GOAL OF THE EXERCISE - Pick out each line of the records in which the word "თბილისის" appears.

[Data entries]

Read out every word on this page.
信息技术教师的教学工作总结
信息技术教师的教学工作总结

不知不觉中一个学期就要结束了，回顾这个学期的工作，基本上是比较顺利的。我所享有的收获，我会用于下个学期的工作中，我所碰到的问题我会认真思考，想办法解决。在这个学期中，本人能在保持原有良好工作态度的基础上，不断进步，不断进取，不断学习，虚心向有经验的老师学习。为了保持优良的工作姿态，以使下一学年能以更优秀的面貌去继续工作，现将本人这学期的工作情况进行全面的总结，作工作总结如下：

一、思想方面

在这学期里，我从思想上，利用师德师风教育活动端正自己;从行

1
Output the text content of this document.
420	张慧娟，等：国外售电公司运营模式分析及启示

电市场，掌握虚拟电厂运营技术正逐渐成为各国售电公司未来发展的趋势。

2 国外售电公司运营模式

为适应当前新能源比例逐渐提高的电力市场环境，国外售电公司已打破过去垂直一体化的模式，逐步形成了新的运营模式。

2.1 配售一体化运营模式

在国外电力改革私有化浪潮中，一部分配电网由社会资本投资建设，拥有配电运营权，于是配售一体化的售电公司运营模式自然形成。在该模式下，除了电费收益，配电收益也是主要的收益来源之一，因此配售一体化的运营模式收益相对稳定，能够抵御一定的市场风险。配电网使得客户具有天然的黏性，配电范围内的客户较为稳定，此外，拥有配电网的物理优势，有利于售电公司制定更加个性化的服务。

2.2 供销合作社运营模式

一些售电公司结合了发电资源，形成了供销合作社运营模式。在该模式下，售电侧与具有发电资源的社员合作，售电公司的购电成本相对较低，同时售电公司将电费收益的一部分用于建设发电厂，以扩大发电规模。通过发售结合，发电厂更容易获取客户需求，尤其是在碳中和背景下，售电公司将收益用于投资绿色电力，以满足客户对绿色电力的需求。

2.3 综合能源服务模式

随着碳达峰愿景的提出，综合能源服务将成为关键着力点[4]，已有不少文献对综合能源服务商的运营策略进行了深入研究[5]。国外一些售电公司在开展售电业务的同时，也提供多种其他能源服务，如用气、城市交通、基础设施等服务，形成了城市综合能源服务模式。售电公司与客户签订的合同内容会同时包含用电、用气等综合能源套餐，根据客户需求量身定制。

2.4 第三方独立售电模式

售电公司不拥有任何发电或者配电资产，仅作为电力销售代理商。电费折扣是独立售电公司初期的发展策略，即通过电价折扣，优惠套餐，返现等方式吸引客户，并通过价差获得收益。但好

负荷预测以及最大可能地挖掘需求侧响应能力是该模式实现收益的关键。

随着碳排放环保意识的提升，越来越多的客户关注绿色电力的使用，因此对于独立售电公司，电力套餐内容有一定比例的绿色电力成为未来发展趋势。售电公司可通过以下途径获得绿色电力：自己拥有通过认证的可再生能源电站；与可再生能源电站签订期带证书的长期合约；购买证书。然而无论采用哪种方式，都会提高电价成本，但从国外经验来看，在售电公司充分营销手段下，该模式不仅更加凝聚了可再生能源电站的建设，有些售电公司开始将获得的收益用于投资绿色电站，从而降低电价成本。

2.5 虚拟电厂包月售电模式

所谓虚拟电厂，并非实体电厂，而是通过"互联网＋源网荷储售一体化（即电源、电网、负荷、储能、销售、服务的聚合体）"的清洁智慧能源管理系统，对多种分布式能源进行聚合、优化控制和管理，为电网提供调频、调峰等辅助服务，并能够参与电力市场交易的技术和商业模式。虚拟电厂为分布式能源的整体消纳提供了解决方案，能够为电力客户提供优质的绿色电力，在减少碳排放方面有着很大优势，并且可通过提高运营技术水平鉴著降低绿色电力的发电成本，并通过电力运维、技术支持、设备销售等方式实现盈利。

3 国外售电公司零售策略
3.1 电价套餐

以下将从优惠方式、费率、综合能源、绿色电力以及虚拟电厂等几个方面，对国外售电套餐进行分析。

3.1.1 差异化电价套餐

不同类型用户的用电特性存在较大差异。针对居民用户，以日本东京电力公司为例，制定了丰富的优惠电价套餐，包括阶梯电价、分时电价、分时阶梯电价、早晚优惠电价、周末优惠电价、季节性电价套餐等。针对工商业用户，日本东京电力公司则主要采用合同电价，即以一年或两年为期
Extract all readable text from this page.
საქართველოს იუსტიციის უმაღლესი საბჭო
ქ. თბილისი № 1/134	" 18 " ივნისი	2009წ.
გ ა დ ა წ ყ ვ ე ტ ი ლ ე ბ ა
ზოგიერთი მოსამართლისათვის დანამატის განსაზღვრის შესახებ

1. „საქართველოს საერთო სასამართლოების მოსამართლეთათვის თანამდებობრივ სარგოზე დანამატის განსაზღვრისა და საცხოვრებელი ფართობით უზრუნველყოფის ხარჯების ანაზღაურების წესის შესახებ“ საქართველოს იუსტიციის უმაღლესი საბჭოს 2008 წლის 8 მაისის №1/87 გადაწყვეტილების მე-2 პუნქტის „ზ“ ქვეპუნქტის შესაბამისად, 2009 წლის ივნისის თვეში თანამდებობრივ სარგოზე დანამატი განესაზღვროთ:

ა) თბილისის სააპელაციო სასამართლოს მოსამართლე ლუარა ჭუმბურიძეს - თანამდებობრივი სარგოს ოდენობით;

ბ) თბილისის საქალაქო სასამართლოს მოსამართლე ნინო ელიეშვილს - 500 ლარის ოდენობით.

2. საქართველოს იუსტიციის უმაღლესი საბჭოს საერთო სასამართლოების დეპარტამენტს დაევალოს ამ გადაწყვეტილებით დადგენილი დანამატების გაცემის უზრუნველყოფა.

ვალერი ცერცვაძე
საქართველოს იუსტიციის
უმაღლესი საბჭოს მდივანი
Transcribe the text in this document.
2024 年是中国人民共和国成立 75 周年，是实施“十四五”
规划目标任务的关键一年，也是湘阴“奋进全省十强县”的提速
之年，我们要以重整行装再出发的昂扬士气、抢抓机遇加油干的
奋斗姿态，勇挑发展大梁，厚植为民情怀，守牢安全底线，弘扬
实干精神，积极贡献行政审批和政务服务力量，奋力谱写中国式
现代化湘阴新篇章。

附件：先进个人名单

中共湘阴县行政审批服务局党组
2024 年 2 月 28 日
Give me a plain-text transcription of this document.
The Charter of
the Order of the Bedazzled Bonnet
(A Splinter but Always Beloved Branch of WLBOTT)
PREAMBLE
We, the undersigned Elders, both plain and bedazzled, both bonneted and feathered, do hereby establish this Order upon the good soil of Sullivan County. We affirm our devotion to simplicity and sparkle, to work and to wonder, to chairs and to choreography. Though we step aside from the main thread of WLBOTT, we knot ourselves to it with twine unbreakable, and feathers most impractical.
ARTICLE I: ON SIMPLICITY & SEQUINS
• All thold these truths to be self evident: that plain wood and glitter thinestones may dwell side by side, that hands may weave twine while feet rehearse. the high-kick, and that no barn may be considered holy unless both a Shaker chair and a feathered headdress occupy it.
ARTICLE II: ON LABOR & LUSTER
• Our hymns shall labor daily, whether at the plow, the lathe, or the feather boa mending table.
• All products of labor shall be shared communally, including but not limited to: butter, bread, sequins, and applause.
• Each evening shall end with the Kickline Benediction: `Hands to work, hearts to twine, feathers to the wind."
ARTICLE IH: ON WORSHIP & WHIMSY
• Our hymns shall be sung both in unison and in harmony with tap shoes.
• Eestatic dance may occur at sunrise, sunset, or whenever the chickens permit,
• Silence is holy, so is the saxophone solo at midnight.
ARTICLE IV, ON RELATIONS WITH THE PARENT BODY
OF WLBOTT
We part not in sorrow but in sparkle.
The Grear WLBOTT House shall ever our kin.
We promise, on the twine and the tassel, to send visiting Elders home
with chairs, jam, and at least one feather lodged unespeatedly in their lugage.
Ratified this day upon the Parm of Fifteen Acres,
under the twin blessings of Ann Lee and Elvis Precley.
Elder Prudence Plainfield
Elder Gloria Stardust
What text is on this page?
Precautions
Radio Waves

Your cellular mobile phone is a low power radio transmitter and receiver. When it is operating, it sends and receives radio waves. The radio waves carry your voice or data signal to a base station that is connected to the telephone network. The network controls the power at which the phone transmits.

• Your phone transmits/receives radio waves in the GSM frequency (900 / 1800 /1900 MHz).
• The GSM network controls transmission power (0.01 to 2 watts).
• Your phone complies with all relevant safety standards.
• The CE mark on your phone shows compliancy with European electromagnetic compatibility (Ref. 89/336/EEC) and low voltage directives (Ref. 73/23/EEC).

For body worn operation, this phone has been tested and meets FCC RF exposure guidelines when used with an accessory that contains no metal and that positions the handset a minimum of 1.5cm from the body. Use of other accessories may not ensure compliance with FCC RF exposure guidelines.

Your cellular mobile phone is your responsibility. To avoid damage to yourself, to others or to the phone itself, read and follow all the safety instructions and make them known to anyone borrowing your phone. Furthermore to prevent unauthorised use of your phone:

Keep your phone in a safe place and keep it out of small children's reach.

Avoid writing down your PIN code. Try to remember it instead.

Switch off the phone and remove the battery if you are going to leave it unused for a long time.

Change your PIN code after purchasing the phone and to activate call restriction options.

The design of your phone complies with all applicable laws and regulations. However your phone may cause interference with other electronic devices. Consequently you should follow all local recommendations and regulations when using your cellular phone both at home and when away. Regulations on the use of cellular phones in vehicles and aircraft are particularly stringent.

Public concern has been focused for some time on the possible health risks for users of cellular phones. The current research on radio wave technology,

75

WORKED ANSWER -
ა) თბილისის სააპელაციო სასამართლოს მოსამართლე ლუარა ჭუმბურიძეს - თანამდებობრივი სარგოს ოდენობით;
ბ) თბილისის საქალაქო სასამართლოს მოსამართლე ნინო ელიეშვილს - 500 ლარის ოდენობით.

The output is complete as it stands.